■ **YOUR TASK**
Review the material line by line. Identify and copy every line that contains the string "评分标准".

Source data

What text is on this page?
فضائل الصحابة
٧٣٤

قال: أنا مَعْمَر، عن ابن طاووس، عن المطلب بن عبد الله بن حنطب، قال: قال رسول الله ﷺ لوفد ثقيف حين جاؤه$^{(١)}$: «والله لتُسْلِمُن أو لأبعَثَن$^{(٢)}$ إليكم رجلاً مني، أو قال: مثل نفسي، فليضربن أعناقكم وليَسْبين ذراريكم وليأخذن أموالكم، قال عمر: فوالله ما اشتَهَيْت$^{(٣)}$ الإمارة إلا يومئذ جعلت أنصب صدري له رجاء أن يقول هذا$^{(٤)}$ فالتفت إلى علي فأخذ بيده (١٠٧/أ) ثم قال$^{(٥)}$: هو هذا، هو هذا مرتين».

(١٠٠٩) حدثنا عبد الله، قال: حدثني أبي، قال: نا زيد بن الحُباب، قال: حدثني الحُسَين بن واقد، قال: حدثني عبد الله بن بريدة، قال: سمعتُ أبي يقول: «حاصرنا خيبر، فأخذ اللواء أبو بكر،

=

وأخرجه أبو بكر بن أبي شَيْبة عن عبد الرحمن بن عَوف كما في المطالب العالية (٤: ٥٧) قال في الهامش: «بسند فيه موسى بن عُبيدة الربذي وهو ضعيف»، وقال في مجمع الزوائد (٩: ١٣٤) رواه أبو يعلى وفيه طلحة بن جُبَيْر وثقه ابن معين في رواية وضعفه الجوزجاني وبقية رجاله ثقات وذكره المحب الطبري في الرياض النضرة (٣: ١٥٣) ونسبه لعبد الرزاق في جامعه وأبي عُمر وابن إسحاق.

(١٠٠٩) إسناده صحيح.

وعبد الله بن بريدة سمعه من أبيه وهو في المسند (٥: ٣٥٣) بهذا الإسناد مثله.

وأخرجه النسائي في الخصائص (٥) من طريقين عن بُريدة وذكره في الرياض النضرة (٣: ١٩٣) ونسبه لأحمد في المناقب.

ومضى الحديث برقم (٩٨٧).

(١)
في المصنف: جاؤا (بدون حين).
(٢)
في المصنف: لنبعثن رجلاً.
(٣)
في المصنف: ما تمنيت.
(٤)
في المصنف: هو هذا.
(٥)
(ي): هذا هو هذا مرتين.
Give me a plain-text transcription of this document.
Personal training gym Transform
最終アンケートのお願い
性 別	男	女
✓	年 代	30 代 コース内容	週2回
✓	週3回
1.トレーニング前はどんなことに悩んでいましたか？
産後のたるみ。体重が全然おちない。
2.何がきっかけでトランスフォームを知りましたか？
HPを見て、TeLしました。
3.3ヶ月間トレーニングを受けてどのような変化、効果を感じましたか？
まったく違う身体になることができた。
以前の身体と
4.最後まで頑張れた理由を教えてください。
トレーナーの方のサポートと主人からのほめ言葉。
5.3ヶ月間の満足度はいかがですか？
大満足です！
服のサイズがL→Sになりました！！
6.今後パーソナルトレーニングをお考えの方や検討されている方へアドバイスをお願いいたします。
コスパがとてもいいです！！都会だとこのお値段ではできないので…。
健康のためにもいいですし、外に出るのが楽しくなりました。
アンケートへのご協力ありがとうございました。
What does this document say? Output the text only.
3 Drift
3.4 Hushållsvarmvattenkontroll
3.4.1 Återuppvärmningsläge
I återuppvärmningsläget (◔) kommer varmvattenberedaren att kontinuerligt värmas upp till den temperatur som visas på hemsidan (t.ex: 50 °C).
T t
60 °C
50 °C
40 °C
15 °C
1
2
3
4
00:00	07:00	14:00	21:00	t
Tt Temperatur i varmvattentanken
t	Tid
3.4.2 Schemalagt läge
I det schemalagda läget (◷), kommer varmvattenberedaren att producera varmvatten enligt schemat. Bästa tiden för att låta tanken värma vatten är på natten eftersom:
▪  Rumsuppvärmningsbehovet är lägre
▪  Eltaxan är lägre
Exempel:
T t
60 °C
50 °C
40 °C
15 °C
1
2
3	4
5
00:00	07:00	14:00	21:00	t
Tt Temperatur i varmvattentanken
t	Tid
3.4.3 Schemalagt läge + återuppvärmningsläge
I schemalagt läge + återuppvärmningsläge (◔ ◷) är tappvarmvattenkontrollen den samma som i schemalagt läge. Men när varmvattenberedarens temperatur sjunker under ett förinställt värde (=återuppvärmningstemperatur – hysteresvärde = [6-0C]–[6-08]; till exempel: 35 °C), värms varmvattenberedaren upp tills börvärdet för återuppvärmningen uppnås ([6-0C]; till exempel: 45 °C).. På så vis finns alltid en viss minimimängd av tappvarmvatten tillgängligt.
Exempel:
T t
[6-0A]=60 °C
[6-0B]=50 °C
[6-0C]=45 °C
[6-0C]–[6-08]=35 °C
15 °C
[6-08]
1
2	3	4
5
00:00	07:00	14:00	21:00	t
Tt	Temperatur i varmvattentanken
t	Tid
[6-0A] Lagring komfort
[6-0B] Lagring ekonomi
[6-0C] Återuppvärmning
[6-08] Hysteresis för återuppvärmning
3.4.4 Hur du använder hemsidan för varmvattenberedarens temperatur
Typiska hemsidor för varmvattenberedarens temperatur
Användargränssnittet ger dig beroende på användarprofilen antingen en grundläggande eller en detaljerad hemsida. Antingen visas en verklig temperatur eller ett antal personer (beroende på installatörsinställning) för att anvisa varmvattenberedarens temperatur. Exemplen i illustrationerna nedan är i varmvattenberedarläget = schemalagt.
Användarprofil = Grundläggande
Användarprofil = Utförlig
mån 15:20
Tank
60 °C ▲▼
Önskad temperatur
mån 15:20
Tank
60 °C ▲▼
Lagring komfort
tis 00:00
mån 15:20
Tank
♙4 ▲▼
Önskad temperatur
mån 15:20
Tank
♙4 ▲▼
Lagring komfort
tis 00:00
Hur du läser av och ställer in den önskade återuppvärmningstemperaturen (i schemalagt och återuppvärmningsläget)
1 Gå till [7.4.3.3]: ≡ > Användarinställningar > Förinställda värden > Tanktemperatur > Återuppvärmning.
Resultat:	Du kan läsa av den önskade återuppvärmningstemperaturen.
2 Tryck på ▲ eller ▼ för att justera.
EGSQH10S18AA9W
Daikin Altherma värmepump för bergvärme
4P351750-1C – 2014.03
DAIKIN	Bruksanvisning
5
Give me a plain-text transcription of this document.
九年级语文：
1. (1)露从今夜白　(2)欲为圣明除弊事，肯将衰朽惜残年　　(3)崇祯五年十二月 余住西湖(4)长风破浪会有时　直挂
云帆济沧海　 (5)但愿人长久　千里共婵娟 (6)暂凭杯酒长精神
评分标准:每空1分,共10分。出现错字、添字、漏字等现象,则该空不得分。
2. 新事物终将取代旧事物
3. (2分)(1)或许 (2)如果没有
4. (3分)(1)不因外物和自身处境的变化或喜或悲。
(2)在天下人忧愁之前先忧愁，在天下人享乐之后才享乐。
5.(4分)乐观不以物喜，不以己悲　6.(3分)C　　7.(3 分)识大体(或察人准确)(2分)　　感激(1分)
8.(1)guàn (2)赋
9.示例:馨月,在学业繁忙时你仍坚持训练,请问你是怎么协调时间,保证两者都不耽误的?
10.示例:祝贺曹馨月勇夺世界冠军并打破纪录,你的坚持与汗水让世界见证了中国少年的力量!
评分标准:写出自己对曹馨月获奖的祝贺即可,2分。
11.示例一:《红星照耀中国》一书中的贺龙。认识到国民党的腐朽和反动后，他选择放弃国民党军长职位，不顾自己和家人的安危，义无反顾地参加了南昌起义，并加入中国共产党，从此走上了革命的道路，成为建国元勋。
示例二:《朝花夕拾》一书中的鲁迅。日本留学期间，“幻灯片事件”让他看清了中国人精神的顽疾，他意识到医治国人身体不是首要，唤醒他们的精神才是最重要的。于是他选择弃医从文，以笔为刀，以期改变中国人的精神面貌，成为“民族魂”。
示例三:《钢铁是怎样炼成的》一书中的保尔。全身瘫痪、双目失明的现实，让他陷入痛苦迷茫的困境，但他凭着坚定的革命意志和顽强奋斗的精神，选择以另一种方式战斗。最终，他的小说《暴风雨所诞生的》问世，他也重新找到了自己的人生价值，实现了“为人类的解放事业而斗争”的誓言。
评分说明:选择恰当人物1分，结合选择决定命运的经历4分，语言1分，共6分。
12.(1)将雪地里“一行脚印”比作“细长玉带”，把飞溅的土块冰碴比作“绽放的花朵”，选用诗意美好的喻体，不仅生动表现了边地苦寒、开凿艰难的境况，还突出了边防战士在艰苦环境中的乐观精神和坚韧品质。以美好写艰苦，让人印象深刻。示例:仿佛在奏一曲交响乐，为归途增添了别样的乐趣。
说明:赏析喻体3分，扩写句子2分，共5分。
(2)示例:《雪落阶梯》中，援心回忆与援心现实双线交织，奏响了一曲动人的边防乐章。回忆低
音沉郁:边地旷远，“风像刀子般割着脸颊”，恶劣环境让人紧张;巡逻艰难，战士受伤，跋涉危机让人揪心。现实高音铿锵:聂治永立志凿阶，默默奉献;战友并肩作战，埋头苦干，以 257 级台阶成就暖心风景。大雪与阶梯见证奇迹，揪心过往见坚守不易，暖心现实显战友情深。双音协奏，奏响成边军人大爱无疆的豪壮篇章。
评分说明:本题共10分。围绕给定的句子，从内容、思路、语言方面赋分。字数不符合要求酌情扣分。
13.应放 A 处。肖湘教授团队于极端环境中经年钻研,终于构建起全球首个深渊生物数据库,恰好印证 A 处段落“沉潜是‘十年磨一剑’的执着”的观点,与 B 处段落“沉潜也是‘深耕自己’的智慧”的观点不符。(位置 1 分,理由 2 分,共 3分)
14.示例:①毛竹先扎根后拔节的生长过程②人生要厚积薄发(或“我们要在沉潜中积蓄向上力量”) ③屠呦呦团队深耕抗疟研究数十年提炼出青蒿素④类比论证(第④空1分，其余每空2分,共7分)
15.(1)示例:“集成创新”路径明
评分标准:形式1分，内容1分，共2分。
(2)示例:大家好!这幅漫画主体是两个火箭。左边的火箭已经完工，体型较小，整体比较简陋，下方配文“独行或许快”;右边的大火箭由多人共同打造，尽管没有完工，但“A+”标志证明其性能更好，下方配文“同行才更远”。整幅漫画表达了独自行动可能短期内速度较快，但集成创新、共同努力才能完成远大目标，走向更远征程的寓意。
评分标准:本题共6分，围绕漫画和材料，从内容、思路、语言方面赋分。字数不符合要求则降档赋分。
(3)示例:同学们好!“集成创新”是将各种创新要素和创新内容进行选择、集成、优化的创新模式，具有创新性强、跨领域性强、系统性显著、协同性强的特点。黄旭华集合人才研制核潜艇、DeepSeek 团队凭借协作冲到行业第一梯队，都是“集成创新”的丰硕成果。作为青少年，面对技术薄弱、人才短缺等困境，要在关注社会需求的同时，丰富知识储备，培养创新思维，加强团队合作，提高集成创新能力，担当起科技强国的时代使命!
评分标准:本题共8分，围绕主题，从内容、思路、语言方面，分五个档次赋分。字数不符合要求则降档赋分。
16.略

■ **REPLY**
评分标准:每空1分,共10分。出现错字、添字、漏字等现象,则该空不得分。
评分标准:写出自己对曹馨月获奖的祝贺即可,2分。
评分标准:形式1分，内容1分，共2分。
评分标准:本题共6分，围绕漫画和材料，从内容、思路、语言方面赋分。字数不符合要求则降档赋分。
评分标准:本题共8分，围绕主题，从内容、思路、语言方面，分五个档次赋分。字数不符合要求则降档赋分。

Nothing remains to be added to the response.